From the listing below, select every line where the word "Arduino" appears.

•••

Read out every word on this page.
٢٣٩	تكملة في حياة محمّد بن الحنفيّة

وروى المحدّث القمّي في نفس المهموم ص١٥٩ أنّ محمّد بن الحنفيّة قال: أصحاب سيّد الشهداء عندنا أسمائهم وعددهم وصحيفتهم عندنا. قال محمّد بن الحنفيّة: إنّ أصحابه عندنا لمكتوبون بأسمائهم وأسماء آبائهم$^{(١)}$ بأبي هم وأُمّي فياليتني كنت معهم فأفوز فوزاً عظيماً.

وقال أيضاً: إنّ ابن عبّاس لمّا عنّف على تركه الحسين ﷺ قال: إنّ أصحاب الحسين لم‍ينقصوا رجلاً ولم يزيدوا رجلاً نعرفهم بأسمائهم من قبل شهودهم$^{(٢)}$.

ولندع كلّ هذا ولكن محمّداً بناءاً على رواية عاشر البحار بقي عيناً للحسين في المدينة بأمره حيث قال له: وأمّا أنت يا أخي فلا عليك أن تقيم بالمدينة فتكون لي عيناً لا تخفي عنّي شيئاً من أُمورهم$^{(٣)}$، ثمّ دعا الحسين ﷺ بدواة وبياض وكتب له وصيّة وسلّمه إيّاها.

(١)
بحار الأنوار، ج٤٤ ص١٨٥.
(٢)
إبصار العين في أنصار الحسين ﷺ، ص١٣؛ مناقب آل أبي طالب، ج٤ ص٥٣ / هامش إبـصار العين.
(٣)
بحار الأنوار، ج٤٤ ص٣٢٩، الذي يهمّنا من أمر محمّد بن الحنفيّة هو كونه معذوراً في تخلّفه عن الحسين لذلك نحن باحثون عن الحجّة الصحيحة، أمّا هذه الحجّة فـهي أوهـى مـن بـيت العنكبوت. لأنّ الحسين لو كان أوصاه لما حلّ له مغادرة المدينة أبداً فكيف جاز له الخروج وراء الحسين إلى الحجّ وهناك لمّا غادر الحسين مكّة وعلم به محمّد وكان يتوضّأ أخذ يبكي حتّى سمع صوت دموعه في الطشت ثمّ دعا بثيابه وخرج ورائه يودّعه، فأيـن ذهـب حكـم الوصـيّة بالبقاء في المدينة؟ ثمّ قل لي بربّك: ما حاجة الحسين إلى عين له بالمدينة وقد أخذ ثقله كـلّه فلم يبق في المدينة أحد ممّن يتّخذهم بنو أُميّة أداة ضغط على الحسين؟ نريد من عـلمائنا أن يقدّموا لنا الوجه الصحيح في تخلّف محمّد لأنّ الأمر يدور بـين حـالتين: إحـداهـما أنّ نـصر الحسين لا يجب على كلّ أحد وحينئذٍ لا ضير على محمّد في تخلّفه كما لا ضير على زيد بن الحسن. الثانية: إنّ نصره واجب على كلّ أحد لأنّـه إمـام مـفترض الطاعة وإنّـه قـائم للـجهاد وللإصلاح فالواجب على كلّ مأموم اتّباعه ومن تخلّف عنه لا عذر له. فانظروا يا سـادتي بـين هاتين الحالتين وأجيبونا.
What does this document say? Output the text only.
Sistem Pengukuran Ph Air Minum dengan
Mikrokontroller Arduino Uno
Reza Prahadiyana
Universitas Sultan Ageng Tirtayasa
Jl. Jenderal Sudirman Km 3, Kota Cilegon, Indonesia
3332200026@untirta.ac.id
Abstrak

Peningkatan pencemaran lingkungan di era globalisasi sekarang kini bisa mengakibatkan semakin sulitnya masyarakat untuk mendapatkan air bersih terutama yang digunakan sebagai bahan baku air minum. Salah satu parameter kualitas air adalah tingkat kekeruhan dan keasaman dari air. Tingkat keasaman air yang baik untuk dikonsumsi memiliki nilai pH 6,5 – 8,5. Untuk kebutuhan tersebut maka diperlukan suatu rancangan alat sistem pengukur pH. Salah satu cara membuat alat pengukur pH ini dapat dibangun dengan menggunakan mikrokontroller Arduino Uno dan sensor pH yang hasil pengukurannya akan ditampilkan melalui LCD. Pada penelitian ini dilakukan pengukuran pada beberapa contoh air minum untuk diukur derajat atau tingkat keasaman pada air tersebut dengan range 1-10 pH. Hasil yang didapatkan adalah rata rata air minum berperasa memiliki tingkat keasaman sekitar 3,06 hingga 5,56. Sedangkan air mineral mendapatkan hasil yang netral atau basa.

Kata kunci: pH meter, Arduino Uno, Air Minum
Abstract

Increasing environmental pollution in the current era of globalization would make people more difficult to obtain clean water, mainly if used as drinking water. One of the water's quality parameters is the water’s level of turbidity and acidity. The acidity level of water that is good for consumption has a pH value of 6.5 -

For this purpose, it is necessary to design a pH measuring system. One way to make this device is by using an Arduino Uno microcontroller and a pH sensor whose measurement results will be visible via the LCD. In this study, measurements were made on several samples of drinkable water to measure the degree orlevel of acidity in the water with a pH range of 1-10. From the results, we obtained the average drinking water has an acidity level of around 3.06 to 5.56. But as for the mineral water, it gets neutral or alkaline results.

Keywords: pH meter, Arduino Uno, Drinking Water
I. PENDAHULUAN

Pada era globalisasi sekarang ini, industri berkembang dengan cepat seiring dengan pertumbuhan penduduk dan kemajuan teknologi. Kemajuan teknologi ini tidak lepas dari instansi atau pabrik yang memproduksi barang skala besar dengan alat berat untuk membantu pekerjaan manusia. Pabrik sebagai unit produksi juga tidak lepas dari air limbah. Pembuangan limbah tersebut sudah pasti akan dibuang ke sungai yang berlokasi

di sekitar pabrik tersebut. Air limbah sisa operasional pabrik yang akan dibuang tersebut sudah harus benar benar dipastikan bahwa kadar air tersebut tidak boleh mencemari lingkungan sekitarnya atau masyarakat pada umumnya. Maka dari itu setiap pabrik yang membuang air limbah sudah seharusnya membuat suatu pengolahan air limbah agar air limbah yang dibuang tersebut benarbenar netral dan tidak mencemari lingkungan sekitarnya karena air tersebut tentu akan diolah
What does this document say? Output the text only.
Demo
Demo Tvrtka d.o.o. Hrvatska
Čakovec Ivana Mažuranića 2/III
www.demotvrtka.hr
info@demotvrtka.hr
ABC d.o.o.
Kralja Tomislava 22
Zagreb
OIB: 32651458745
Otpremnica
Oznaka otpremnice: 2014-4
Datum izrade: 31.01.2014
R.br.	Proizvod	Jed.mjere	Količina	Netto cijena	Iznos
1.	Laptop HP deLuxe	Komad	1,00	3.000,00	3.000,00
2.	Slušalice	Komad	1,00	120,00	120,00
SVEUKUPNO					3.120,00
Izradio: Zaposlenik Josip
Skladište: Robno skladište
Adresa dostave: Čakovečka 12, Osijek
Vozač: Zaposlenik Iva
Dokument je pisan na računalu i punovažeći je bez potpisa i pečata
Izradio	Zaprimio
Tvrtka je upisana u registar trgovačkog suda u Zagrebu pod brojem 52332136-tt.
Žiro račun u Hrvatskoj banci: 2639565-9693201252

•••

◆ COMPLETED TASK:
Mikrokontroller Arduino Uno
Peningkatan pencemaran lingkungan di era globalisasi sekarang kini bisa mengakibatkan semakin sulitnya masyarakat untuk mendapatkan air bersih terutama yang digunakan sebagai bahan baku air minum. Salah satu parameter kualitas air adalah tingkat kekeruhan dan keasaman dari air. Tingkat keasaman air yang baik untuk dikonsumsi memiliki nilai pH 6,5 – 8,5. Untuk kebutuhan tersebut maka diperlukan suatu rancangan alat sistem pengukur pH. Salah satu cara membuat alat pengukur pH ini dapat dibangun dengan menggunakan mikrokontroller Arduino Uno dan sensor pH yang hasil pengukurannya akan ditampilkan melalui LCD. Pada penelitian ini dilakukan pengukuran pada beberapa contoh air minum untuk diukur derajat atau tingkat keasaman pada air tersebut dengan range 1-10 pH. Hasil yang didapatkan adalah rata rata air minum berperasa memiliki tingkat keasaman sekitar 3,06 hingga 5,56. Sedangkan air mineral mendapatkan hasil yang netral atau basa.
Kata kunci: pH meter, Arduino Uno, Air Minum
For this purpose, it is necessary to design a pH measuring system. One way to make this device is by using an Arduino Uno microcontroller and a pH sensor whose measurement results will be visible via the LCD. In this study, measurements were made on several samples of drinkable water to measure the degree orlevel of acidity in the water with a pH range of 1-10. From the results, we obtained the average drinking water has an acidity level of around 3.06 to 5.56. But as for the mineral water, it gets neutral or alkaline results.
Keywords: pH meter, Arduino Uno, Drinking Water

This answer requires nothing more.